Exercise task.
Only the lines from the one containing "Convert this document image to plain text." through the final line of the material below should be output, exactly as they stand.

Saved data entries:

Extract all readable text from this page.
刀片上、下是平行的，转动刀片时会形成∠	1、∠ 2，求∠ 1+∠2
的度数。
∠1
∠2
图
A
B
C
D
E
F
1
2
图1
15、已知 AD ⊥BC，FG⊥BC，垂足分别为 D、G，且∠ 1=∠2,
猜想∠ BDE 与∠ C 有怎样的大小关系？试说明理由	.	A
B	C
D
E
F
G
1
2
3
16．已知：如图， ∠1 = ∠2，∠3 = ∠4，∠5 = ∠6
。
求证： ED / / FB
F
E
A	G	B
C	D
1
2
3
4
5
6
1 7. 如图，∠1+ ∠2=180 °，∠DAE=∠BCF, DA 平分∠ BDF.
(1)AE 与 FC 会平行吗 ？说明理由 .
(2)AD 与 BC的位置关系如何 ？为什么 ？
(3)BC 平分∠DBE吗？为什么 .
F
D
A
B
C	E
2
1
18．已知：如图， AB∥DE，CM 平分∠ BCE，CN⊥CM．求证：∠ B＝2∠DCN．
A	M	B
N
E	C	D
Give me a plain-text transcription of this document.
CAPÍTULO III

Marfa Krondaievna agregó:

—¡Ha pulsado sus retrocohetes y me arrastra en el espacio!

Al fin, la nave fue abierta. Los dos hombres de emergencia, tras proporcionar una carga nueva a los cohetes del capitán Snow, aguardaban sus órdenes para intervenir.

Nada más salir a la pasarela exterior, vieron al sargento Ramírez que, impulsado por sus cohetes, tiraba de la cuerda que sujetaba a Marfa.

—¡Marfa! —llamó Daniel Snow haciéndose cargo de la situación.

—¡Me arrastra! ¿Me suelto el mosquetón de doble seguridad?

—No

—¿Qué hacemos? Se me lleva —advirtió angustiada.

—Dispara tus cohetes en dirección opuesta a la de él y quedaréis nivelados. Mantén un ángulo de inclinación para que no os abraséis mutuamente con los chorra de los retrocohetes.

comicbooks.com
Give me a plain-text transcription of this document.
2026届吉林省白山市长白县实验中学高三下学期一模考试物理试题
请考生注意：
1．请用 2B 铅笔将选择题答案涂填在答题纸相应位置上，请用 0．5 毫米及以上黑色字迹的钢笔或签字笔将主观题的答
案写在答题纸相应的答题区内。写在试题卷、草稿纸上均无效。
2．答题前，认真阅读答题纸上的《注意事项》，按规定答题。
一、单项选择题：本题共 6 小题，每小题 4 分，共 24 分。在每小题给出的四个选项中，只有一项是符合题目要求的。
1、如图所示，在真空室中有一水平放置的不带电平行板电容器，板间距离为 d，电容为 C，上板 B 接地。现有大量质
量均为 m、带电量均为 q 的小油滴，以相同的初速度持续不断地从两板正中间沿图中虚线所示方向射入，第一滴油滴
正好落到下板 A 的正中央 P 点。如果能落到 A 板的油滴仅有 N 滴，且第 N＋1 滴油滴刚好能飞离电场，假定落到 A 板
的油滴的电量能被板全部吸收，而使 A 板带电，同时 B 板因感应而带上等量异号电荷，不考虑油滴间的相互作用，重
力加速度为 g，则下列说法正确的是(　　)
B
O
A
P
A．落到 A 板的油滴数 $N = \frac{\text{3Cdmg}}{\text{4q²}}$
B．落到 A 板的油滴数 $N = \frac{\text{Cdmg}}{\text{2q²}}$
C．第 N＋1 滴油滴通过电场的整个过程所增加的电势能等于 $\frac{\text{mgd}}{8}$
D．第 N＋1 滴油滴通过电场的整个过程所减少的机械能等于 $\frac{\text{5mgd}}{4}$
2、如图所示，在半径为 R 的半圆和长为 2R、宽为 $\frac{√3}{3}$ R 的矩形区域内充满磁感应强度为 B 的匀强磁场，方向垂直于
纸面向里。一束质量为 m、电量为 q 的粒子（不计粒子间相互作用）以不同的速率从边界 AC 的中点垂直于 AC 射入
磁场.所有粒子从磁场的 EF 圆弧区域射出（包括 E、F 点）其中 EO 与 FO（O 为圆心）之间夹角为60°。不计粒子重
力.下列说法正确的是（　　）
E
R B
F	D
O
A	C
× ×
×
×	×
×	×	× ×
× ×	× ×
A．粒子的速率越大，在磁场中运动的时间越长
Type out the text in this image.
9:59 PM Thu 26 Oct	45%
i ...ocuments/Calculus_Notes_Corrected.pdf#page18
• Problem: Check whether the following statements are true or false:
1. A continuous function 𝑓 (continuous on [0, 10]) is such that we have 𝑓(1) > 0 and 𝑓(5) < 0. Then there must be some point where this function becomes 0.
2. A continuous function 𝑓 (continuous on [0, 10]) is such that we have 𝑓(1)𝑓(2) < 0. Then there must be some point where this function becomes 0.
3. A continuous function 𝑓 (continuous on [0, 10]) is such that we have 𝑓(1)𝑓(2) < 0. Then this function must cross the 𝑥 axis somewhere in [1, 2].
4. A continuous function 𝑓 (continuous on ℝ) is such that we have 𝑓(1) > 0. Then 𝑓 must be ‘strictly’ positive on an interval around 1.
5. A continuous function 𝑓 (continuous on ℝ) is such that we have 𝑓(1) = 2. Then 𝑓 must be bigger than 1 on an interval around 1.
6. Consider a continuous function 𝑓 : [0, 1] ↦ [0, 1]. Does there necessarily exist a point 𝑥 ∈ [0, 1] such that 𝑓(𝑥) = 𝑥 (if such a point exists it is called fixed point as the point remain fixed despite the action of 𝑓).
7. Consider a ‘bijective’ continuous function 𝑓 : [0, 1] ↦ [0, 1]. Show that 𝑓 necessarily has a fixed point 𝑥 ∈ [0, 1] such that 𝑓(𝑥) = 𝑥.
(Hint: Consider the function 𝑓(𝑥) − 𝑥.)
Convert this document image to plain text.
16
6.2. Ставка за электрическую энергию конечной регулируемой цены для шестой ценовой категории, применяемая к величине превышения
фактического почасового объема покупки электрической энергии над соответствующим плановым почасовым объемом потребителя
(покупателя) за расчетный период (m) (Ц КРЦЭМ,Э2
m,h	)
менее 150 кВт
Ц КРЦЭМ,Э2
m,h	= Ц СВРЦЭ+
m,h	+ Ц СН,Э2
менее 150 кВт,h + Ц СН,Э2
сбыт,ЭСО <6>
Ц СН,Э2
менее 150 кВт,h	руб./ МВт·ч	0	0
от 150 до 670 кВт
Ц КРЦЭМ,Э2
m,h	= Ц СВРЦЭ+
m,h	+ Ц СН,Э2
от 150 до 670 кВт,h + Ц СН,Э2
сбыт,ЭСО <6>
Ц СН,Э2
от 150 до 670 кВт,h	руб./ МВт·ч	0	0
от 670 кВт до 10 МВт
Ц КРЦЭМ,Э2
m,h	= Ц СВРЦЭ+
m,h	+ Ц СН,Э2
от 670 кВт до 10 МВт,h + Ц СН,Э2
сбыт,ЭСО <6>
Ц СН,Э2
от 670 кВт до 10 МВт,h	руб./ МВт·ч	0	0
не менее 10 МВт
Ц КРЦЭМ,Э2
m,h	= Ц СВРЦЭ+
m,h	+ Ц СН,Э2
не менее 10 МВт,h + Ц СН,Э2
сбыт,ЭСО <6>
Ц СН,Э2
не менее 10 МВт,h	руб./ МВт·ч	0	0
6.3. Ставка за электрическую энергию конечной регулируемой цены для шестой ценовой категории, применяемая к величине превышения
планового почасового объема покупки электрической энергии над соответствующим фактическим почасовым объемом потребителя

Written response.
Convert this document image to plain text.
16
6.2. Ставка за электрическую энергию конечной регулируемой цены для шестой ценовой категории, применяемая к величине превышения
фактического почасового объема покупки электрической энергии над соответствующим плановым почасовым объемом потребителя
(покупателя) за расчетный период (m) (Ц КРЦЭМ,Э2
m,h	)
менее 150 кВт
Ц КРЦЭМ,Э2
m,h	= Ц СВРЦЭ+
m,h	+ Ц СН,Э2
менее 150 кВт,h + Ц СН,Э2
сбыт,ЭСО <6>
Ц СН,Э2
менее 150 кВт,h	руб./ МВт·ч	0	0
от 150 до 670 кВт
Ц КРЦЭМ,Э2
m,h	= Ц СВРЦЭ+
m,h	+ Ц СН,Э2
от 150 до 670 кВт,h + Ц СН,Э2
сбыт,ЭСО <6>
Ц СН,Э2
от 150 до 670 кВт,h	руб./ МВт·ч	0	0
от 670 кВт до 10 МВт
Ц КРЦЭМ,Э2
m,h	= Ц СВРЦЭ+
m,h	+ Ц СН,Э2
от 670 кВт до 10 МВт,h + Ц СН,Э2
сбыт,ЭСО <6>
Ц СН,Э2
от 670 кВт до 10 МВт,h	руб./ МВт·ч	0	0
не менее 10 МВт
Ц КРЦЭМ,Э2
m,h	= Ц СВРЦЭ+
m,h	+ Ц СН,Э2
не менее 10 МВт,h + Ц СН,Э2
сбыт,ЭСО <6>
Ц СН,Э2
не менее 10 МВт,h	руб./ МВт·ч	0	0
6.3. Ставка за электрическую энергию конечной регулируемой цены для шестой ценовой категории, применяемая к величине превышения
планового почасового объема покупки электрической энергии над соответствующим фактическим почасовым объемом потребителя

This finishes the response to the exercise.